▶ **Task details**
Find how many lines of the listing include the string "Narrative", and report only that figure.

Saved entries:
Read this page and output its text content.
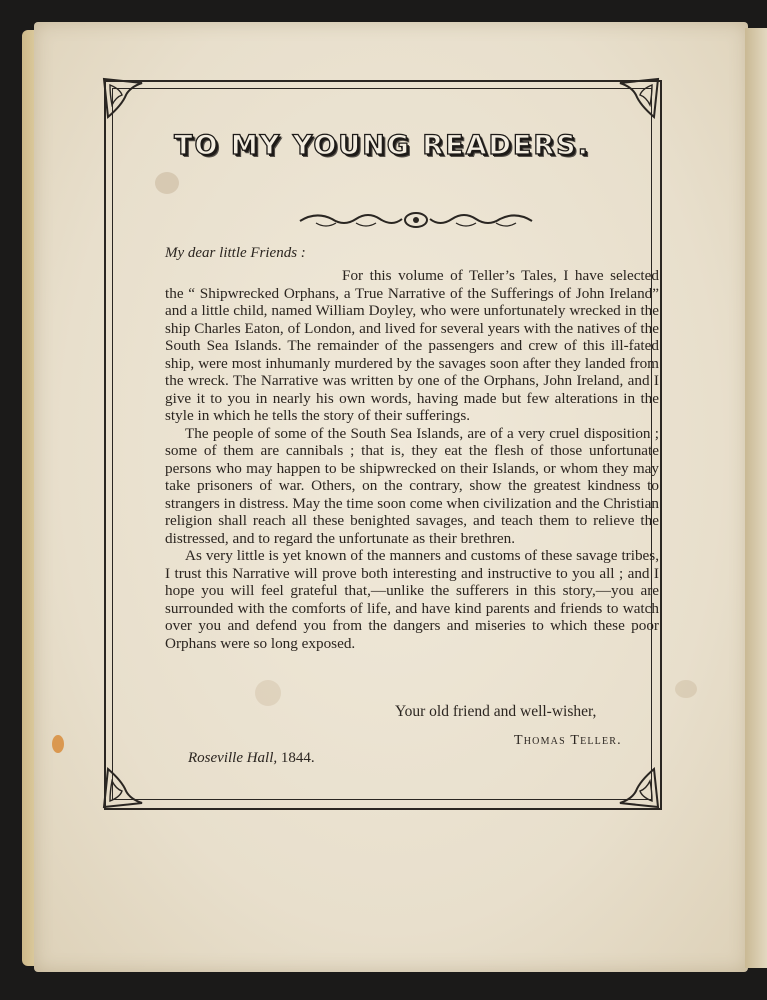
TO MY YOUNG READERS.
My dear little Friends :

For this volume of Teller’s Tales, I have selected the “ Shipwrecked Orphans, a True Narrative of the Sufferings of John Ireland” and a little child, named William Doyley, who were unfortunately wrecked in the ship Charles Eaton, of London, and lived for several years with the natives of the South Sea Islands. The remainder of the passengers and crew of this ill-fated ship, were most inhumanly murdered by the savages soon after they landed from the wreck. The Narrative was written by one of the Orphans, John Ireland, and I give it to you in nearly his own words, having made but few alterations in the style in which he tells the story of their sufferings.

The people of some of the South Sea Islands, are of a very cruel disposition ; some of them are cannibals ; that is, they eat the flesh of those unfortunate persons who may happen to be shipwrecked on their Islands, or whom they may take prisoners of war. Others, on the contrary, show the greatest kindness to strangers in distress. May the time soon come when civilization and the Christian religion shall reach all these benighted savages, and teach them to relieve the distressed, and to regard the unfortunate as their brethren.

As very little is yet known of the manners and customs of these savage tribes, I trust this Narrative will prove both interesting and instructive to you all ; and I hope you will feel grateful that,—unlike the sufferers in this story,—you are surrounded with the comforts of life, and have kind parents and friends to watch over you and defend you from the dangers and miseries to which these poor Orphans were so long exposed.

Your old friend and well-wisher,
Thomas Teller.
Roseville Hall, 1844.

▶ **Result for this task**
2